───── Texte source ─────

Après tout, est-ce bien à un juge de se prononcer sur l’originalité d’une œuvre d’art créée ou non par un robot ? Il appartient en revanche au juge de déterminer si l’acheteur a été trompé sur les qualités objectives et vérifiables d’un objet. C’est d’ailleurs l’approche du droit américain, en ce qu’il se focalise sur la notion de tromperie et d’information du consommateur, sans s’inviter dans le débat artistique sur l’originalité.
Ainsi, une œuvre comme Human Study #2.d : La grande vanité au corbeau et au renard (2004-2017) de l’artiste londonien Patrick Tresset met en scène trois robots pourvus d’un seul œil et d’un seul bras qui dessinent inlassablement un crâne humain, un renard et un corbeau empaillés. L’artiste est à l’initiative de l’installation mais il ne contrôle ni le processus créatif, ni son résultat.
De même, l’artiste portugais Leonel Moura laisse des robots concevoir eux-mêmes les formes artistiques qu’ils produisent avec Robot Art 2017.
Dès 1956, le sculpteur et plasticien Nicolas Schoffer anticipait parfaitement cette évolution et déclarait :
« Désormais le rôle de l’artiste ne sera plus de créer une œuvre mais de créer la création. »

───── Données fournies ─────

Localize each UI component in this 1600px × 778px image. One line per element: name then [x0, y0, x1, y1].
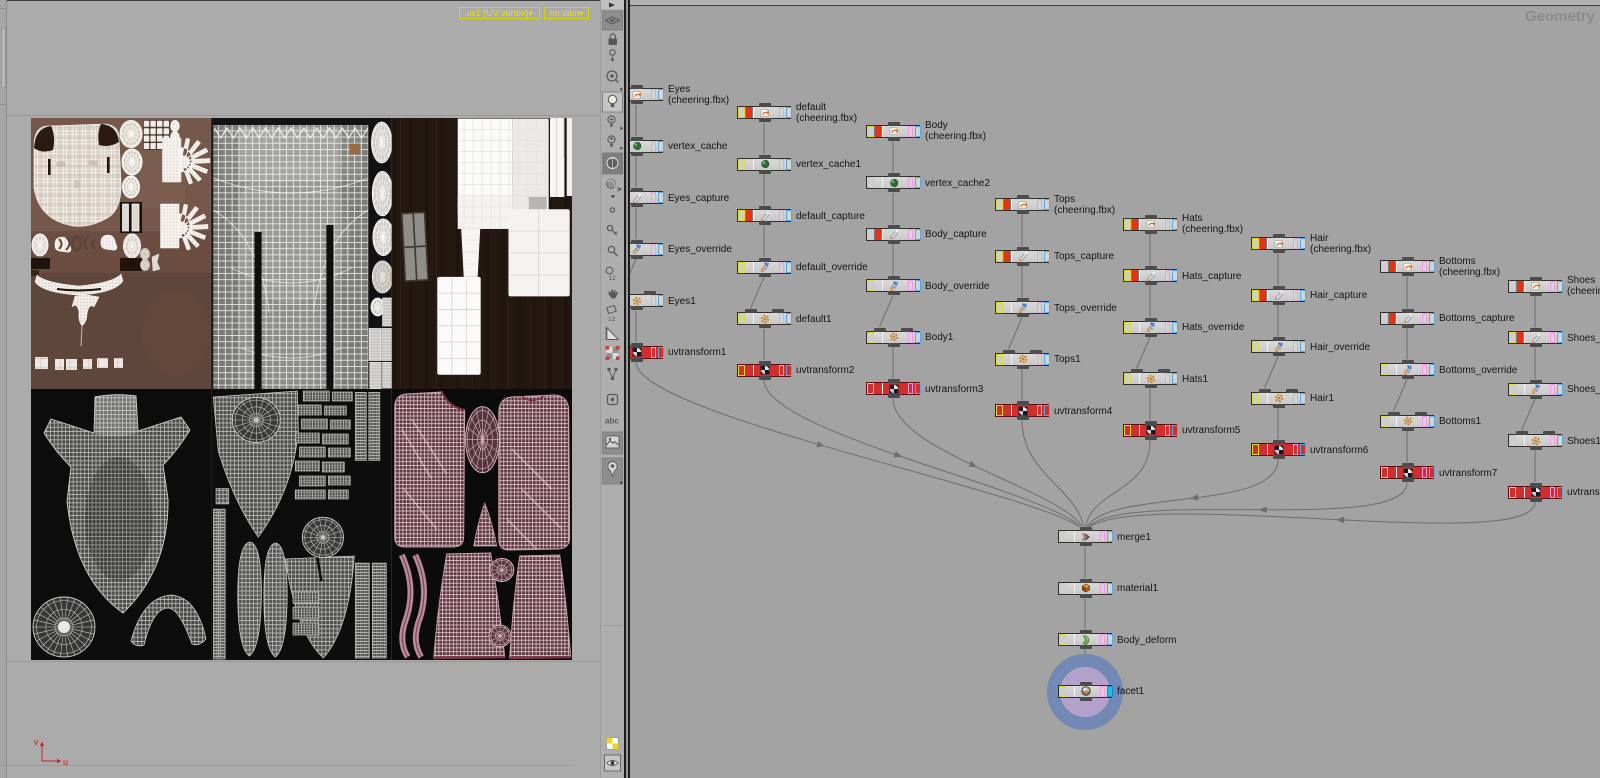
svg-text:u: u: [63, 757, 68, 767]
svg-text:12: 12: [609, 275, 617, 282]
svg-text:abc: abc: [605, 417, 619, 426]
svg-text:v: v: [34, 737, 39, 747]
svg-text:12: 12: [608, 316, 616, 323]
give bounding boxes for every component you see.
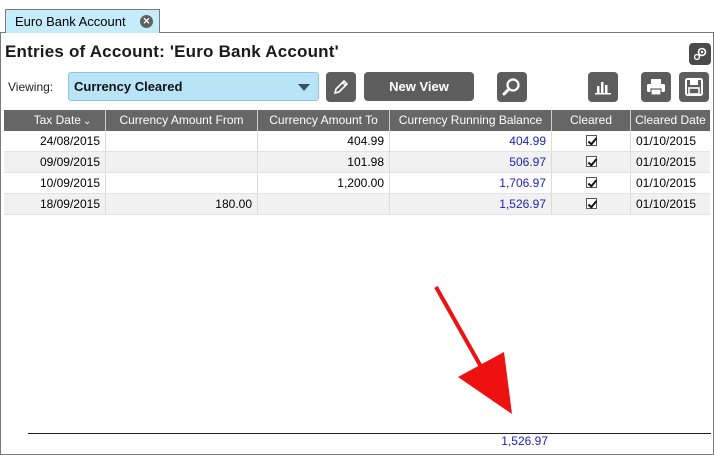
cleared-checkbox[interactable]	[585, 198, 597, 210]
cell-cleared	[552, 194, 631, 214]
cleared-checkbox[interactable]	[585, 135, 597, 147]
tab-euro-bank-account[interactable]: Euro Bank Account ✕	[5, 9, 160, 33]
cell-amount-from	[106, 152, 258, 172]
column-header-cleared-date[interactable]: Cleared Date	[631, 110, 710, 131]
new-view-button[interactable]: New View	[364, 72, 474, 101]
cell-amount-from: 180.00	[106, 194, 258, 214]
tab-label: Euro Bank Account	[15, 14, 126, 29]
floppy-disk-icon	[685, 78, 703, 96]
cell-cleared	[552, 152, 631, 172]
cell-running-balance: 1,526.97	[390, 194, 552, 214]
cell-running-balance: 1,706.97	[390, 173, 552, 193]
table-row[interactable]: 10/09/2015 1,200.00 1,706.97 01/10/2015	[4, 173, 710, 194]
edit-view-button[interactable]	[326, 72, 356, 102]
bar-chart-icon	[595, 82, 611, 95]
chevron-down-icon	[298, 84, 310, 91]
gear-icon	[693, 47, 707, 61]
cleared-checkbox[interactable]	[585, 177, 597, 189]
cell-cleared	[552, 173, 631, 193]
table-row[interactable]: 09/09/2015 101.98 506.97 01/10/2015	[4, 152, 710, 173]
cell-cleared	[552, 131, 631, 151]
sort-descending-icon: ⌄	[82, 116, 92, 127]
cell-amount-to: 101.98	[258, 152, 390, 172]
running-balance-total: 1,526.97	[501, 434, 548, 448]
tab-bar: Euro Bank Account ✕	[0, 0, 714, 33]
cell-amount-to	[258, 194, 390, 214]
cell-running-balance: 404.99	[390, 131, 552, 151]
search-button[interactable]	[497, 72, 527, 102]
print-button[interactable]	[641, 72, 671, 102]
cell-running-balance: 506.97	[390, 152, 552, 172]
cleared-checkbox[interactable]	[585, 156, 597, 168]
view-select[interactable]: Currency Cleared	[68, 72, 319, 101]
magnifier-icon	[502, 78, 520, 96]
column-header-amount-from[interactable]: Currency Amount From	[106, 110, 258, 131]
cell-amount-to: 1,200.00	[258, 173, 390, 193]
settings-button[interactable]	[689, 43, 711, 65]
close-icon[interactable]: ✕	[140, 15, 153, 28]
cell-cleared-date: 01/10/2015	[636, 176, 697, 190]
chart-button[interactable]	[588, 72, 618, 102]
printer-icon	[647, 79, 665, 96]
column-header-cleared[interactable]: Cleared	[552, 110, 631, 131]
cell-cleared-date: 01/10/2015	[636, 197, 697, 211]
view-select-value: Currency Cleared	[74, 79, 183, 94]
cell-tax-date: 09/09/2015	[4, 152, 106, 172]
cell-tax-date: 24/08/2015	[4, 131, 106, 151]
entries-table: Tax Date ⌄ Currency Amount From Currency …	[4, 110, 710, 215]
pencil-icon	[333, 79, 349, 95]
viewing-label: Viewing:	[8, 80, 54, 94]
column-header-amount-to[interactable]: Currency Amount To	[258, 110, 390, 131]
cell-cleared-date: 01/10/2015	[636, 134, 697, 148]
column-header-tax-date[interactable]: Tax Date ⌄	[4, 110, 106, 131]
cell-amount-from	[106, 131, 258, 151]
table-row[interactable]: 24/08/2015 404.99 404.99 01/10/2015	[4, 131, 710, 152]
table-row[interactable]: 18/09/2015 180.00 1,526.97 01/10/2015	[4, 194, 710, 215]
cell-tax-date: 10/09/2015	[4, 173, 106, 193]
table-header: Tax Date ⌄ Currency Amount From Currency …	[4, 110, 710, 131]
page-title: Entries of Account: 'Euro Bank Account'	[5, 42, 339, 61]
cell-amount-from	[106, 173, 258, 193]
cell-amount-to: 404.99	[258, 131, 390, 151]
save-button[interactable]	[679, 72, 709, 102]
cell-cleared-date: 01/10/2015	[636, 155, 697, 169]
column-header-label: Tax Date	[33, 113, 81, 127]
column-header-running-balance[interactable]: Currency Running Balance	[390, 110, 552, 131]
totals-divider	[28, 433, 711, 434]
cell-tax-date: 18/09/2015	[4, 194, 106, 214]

─────

> _Objectif 1_: Relevez, s'il vous plaît, tous les artistes nommés dans le texte sur l'art et les robots.
> _Objectif 2_: Prolongez le texte sur l'art et les robots à partir de sa dernière phrase.

> _Résultat 1_:
Patrick Tresset
Leonel Moura
Nicolas Schoffer

> _Résultat 2_:
La technique n’est qu’un moyen, et c’est finalement l’émotion qui l’emporte, qu’elle ait pour origine une intelligence humaine ou artificielle. Nous sommes témoins de l’émergence d’une nouvelle société où coexistent l’homme et la machine, où les frontières de l’humain et de la machine sont brouillées (ne le sont-elles d’ailleurs pas déjà lorsque de l’humain on exige qu’il se comporte comme une machine ?). Pourquoi ne pas solliciter des machines qu’elles soient nos sœurs en humanité à travers l’intimité qu’est la création artistique ? L’exposition « Artistes et robots » souligne une rupture, ce que François Jullien peut-être appellerait une dé-coïncidence, car à travers la remise en question de la notion d’art, c’est celle d’humanité qui est brillamment interrogée.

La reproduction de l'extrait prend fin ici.